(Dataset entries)
↓↓↓

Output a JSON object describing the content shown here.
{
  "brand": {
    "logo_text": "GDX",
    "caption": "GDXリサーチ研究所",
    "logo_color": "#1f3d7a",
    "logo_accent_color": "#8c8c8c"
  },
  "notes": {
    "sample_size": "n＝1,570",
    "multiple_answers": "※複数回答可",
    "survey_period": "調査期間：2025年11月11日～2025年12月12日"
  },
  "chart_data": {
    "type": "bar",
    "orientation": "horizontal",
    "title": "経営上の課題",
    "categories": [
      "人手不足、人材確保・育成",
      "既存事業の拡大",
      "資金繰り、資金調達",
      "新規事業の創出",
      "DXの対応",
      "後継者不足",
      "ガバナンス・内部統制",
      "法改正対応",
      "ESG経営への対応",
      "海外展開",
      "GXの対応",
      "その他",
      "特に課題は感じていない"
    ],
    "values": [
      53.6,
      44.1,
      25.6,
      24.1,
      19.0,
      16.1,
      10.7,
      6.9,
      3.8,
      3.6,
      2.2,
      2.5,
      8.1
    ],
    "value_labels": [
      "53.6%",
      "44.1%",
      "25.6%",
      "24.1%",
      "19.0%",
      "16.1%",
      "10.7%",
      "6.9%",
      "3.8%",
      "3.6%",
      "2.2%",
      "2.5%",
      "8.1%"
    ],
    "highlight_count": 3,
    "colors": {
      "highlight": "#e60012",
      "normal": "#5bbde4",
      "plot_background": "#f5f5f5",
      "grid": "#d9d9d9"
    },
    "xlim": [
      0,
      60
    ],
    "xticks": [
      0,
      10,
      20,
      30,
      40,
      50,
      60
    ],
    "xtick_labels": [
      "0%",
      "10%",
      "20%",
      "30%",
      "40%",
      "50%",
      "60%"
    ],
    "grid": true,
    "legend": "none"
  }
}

↑↑↑

OBJECTIVE: Repeat each entry word for word.

WRITTEN SOLUTION:
Output a JSON object describing the content shown here.
{
  "brand": {
    "logo_text": "GDX",
    "caption": "GDXリサーチ研究所",
    "logo_color": "#1f3d7a",
    "logo_accent_color": "#8c8c8c"
  },
  "notes": {
    "sample_size": "n＝1,570",
    "multiple_answers": "※複数回答可",
    "survey_period": "調査期間：2025年11月11日～2025年12月12日"
  },
  "chart_data": {
    "type": "bar",
    "orientation": "horizontal",
    "title": "経営上の課題",
    "categories": [
      "人手不足、人材確保・育成",
      "既存事業の拡大",
      "資金繰り、資金調達",
      "新規事業の創出",
      "DXの対応",
      "後継者不足",
      "ガバナンス・内部統制",
      "法改正対応",
      "ESG経営への対応",
      "海外展開",
      "GXの対応",
      "その他",
      "特に課題は感じていない"
    ],
    "values": [
      53.6,
      44.1,
      25.6,
      24.1,
      19.0,
      16.1,
      10.7,
      6.9,
      3.8,
      3.6,
      2.2,
      2.5,
      8.1
    ],
    "value_labels": [
      "53.6%",
      "44.1%",
      "25.6%",
      "24.1%",
      "19.0%",
      "16.1%",
      "10.7%",
      "6.9%",
      "3.8%",
      "3.6%",
      "2.2%",
      "2.5%",
      "8.1%"
    ],
    "highlight_count": 3,
    "colors": {
      "highlight": "#e60012",
      "normal": "#5bbde4",
      "plot_background": "#f5f5f5",
      "grid": "#d9d9d9"
    },
    "xlim": [
      0,
      60
    ],
    "xticks": [
      0,
      10,
      20,
      30,
      40,
      50,
      60
    ],
    "xtick_labels": [
      "0%",
      "10%",
      "20%",
      "30%",
      "40%",
      "50%",
      "60%"
    ],
    "grid": true,
    "legend": "none"
  }
}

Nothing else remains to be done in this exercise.